→ SET PROBLEM: Work through the listing below and count the lines that hold "offset". Answer with the number alone.

((

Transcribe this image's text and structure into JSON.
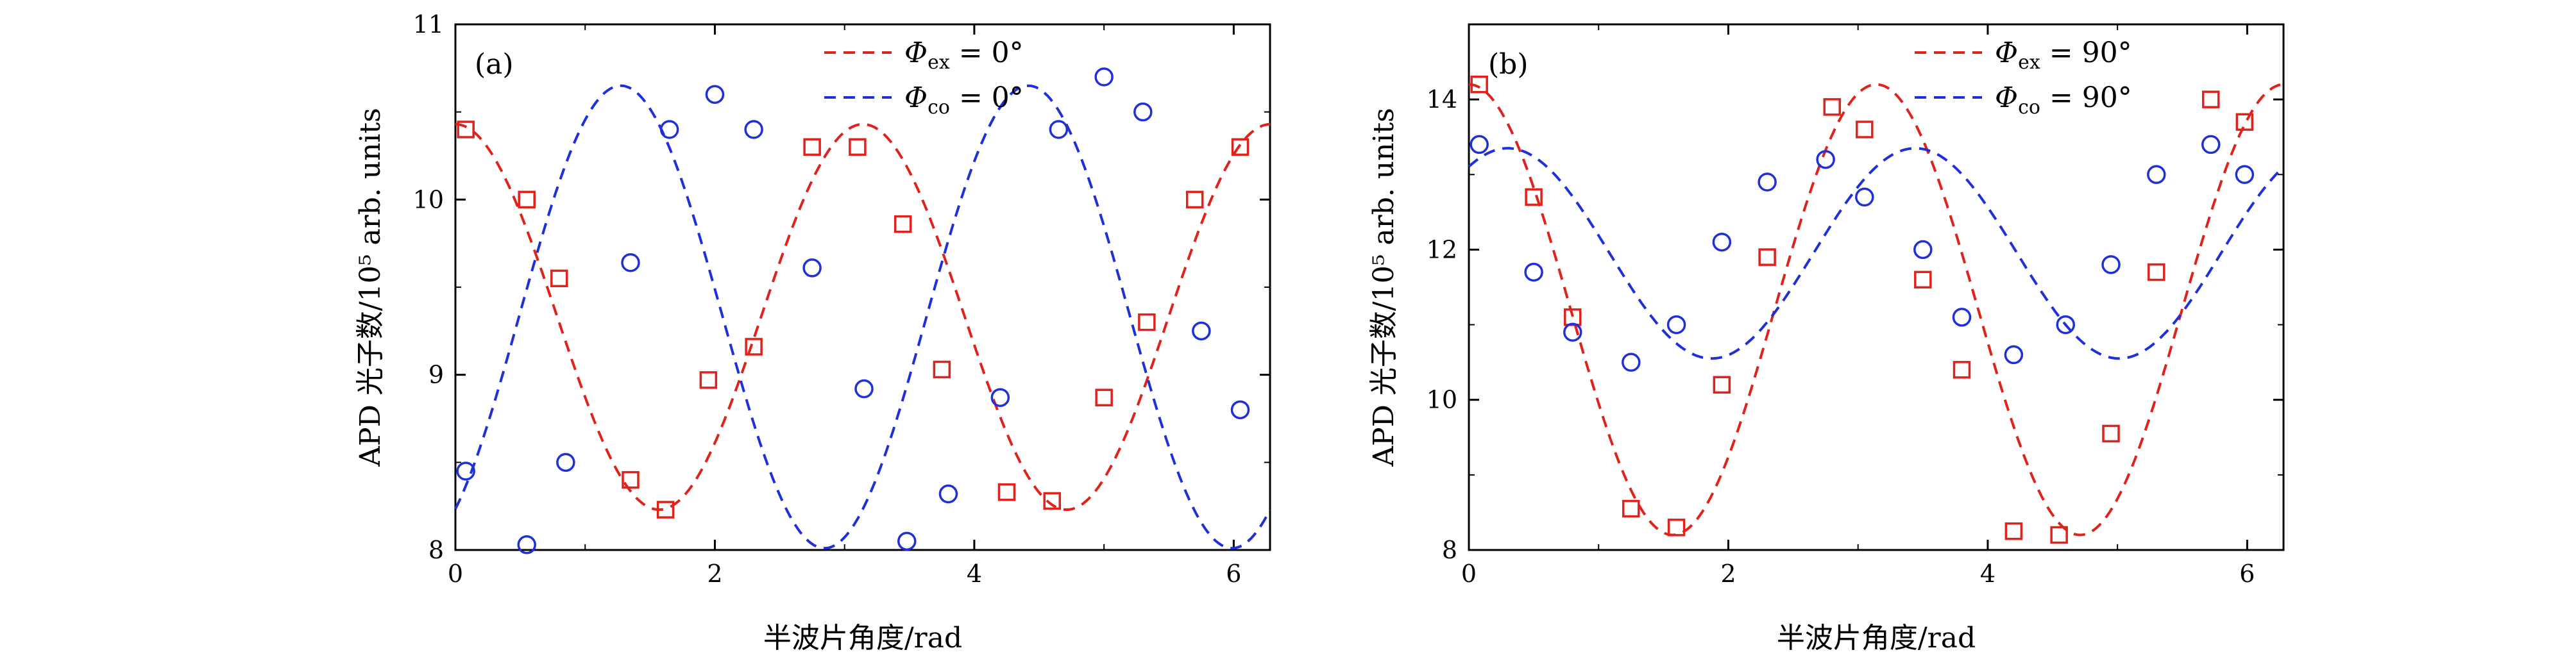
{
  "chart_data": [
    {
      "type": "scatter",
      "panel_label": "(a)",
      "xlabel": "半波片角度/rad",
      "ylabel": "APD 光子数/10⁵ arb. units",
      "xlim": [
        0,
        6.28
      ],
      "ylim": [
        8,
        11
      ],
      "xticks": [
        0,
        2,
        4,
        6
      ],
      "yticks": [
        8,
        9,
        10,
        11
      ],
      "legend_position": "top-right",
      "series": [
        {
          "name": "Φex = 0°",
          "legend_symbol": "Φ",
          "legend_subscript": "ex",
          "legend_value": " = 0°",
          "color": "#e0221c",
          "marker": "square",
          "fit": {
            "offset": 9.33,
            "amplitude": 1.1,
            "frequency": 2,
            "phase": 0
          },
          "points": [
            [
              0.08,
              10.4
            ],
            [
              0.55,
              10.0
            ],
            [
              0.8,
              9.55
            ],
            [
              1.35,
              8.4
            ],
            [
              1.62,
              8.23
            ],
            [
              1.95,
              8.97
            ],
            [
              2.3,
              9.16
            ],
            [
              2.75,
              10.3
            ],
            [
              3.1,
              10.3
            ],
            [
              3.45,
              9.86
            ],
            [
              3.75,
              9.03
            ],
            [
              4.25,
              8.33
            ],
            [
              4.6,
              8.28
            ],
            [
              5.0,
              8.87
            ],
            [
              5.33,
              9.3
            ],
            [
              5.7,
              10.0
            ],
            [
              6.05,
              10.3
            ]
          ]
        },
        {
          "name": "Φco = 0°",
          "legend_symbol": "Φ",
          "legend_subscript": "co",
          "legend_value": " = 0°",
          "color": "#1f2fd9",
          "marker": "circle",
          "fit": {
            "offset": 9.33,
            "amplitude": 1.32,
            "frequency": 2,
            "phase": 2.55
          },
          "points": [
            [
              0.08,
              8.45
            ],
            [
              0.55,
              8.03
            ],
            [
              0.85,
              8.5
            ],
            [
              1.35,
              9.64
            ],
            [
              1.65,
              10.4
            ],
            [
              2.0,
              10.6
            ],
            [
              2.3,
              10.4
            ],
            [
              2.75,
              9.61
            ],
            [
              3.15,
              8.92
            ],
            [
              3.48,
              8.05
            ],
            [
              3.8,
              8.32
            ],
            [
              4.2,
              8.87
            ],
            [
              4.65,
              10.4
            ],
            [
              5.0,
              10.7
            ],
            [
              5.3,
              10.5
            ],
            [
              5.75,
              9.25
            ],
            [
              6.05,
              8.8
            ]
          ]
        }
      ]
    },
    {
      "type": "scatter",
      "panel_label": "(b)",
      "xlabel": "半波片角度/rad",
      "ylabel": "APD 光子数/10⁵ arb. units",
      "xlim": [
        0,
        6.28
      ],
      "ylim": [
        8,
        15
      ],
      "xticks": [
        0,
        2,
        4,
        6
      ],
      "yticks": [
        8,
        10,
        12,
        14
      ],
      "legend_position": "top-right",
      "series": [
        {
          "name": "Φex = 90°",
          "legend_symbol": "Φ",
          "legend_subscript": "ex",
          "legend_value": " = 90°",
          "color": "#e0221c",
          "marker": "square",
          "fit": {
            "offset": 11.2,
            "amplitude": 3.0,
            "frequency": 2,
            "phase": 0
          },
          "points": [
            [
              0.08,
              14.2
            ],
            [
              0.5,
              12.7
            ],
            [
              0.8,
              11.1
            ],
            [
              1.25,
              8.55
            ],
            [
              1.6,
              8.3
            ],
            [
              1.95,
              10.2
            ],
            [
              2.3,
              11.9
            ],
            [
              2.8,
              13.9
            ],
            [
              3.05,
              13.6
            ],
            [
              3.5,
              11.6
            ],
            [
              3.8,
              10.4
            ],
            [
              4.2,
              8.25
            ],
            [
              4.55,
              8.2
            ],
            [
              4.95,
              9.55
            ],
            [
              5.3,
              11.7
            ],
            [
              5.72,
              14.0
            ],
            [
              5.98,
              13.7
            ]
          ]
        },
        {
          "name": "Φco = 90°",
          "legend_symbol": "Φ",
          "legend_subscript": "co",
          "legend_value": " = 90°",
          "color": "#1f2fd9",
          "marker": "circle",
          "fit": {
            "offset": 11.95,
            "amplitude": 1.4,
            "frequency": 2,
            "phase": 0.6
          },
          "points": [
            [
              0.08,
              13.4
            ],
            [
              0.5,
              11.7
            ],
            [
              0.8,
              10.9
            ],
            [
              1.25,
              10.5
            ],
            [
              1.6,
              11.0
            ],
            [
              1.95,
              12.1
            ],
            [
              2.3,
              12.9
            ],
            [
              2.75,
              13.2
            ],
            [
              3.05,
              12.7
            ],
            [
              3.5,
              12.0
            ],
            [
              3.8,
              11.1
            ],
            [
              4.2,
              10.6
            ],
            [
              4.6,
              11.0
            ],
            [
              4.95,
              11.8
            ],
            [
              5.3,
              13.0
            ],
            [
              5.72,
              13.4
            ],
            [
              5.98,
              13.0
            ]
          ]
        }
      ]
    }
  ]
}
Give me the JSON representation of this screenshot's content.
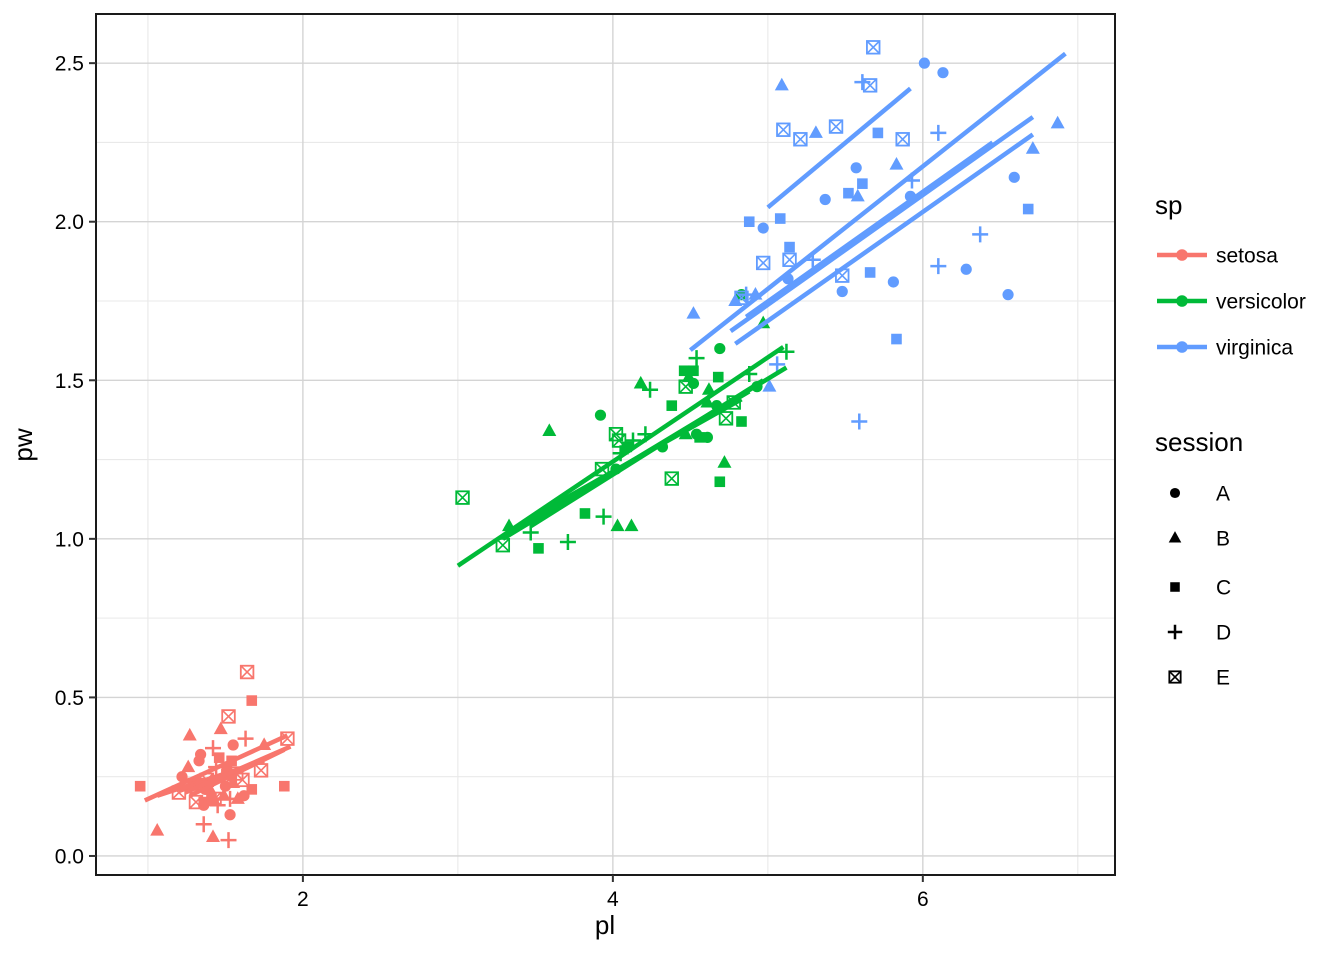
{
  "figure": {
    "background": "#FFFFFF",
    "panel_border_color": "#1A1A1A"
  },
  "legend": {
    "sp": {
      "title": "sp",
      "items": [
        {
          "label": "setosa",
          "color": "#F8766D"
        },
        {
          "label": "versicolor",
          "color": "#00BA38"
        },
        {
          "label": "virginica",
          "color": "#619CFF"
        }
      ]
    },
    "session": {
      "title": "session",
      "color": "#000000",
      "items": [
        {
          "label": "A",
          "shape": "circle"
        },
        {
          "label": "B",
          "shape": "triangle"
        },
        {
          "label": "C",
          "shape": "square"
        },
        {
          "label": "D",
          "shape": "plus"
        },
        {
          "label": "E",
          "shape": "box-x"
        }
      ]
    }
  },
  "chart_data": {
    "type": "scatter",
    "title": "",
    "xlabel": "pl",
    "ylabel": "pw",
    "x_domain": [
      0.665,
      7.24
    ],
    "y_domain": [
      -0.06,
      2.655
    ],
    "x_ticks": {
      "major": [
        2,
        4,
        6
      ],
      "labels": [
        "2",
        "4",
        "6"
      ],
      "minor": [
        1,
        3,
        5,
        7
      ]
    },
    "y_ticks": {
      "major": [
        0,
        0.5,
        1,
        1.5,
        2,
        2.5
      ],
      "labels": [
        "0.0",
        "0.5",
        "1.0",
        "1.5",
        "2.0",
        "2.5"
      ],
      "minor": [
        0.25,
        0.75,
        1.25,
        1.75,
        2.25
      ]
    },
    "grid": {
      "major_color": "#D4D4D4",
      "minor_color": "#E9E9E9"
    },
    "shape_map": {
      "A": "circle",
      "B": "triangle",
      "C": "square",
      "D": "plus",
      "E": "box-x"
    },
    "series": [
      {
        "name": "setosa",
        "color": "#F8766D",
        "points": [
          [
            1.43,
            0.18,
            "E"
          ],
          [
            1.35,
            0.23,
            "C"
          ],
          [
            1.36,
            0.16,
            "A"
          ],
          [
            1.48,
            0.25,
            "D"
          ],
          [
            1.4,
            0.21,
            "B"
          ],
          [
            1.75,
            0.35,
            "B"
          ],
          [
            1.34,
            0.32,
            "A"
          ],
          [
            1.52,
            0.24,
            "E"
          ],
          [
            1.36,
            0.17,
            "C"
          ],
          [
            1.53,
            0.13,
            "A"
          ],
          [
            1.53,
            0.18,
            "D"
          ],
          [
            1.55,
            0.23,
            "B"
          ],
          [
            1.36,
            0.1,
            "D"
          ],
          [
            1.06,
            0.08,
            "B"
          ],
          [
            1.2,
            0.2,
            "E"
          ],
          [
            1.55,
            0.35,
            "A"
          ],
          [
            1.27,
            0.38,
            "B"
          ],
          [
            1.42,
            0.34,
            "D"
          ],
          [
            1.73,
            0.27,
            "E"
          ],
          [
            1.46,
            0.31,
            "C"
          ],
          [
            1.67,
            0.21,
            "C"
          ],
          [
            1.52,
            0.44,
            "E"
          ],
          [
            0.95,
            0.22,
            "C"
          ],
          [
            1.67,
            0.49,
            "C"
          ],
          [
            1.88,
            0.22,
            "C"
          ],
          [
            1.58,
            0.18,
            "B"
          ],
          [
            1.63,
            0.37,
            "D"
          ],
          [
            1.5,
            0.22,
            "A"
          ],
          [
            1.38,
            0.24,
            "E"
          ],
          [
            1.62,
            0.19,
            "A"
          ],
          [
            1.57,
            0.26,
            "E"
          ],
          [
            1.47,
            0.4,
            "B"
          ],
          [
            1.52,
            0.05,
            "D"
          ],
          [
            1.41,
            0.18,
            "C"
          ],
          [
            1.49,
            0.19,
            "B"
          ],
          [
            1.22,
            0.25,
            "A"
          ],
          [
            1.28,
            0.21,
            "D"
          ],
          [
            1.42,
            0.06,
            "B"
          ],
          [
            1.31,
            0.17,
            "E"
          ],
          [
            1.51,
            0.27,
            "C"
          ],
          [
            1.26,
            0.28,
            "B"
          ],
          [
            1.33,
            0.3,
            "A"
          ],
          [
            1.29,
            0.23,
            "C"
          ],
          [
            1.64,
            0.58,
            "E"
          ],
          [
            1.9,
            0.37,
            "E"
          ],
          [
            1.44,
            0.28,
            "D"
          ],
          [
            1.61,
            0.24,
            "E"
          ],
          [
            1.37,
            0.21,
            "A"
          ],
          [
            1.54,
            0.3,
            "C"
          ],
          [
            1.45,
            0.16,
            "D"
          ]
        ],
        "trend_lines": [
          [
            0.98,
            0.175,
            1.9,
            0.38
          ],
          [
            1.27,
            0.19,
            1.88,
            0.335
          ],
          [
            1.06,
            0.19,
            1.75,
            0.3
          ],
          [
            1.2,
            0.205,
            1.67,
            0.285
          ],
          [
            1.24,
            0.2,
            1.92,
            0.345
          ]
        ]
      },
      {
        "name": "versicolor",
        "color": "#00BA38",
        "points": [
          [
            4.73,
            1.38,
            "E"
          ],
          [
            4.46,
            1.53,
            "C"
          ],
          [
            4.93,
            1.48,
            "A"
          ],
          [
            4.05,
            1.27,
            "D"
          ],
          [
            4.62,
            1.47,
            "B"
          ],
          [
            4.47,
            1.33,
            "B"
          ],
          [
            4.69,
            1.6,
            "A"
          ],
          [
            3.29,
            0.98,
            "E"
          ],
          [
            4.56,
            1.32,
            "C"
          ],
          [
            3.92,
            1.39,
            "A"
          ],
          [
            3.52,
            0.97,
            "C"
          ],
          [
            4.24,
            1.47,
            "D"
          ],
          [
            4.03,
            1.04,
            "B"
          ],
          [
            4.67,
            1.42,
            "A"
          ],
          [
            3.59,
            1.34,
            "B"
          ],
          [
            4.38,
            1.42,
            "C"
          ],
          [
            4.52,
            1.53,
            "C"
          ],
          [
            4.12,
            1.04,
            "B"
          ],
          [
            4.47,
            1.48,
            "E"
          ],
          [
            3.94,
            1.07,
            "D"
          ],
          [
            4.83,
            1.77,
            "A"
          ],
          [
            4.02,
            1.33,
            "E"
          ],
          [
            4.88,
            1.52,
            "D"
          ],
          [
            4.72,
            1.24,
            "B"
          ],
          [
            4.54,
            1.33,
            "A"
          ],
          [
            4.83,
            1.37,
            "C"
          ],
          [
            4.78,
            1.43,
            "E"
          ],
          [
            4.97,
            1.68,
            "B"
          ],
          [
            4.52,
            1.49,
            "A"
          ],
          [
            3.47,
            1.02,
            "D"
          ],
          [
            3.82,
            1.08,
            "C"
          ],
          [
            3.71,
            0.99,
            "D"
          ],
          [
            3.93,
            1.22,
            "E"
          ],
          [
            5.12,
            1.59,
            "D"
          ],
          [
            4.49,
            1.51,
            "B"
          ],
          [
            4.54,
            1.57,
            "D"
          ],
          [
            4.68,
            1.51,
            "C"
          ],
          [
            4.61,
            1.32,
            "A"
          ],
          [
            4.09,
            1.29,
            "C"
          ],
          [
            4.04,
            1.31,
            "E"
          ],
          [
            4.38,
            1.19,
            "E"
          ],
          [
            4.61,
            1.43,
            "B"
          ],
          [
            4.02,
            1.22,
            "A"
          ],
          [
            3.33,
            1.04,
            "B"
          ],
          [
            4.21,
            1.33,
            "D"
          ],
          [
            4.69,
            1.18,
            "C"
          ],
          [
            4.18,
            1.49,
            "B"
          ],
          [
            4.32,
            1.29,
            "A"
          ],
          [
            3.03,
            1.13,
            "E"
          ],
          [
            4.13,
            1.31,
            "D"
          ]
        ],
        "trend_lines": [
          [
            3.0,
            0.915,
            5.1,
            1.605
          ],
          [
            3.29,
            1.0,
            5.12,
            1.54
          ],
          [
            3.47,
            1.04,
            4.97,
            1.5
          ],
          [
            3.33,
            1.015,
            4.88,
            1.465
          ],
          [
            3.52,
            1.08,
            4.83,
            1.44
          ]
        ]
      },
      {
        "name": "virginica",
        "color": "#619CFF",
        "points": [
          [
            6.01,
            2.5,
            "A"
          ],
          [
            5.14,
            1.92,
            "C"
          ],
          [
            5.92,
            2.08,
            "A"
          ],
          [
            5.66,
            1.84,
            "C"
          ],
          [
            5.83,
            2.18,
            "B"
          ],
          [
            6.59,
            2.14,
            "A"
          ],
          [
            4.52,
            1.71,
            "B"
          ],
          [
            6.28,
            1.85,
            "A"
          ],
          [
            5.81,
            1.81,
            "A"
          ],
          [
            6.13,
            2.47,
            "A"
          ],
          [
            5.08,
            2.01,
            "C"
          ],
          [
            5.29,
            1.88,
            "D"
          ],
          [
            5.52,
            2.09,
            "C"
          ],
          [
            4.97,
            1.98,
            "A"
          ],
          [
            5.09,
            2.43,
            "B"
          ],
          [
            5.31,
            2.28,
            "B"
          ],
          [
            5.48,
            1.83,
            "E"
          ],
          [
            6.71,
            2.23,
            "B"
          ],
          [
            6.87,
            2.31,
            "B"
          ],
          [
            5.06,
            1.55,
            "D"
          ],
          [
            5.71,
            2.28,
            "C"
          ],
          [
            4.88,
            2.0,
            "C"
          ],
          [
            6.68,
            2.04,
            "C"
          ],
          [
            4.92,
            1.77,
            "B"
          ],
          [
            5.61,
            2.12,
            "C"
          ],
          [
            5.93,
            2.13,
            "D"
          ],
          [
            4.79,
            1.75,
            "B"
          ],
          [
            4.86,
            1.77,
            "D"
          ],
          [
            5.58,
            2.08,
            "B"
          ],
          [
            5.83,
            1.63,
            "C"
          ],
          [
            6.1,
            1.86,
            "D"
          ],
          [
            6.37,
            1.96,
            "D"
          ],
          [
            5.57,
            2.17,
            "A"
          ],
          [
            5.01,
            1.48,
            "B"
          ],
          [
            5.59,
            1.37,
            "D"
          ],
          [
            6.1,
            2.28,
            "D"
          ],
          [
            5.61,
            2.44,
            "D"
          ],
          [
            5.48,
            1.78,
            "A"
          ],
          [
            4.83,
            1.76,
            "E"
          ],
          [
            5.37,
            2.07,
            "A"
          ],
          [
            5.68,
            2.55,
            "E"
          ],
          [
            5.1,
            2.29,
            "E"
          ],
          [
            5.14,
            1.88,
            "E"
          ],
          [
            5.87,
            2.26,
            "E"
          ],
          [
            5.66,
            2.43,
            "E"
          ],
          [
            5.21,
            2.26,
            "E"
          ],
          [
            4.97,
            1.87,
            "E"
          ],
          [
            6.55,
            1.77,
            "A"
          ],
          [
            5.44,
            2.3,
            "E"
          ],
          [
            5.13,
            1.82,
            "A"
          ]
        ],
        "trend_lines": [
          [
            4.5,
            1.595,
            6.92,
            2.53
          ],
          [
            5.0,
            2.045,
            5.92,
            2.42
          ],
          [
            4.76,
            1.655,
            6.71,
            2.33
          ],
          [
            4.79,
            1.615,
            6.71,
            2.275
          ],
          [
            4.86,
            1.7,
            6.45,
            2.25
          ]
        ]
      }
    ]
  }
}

))

→ ANSWER TO THIS EXERCISE: 4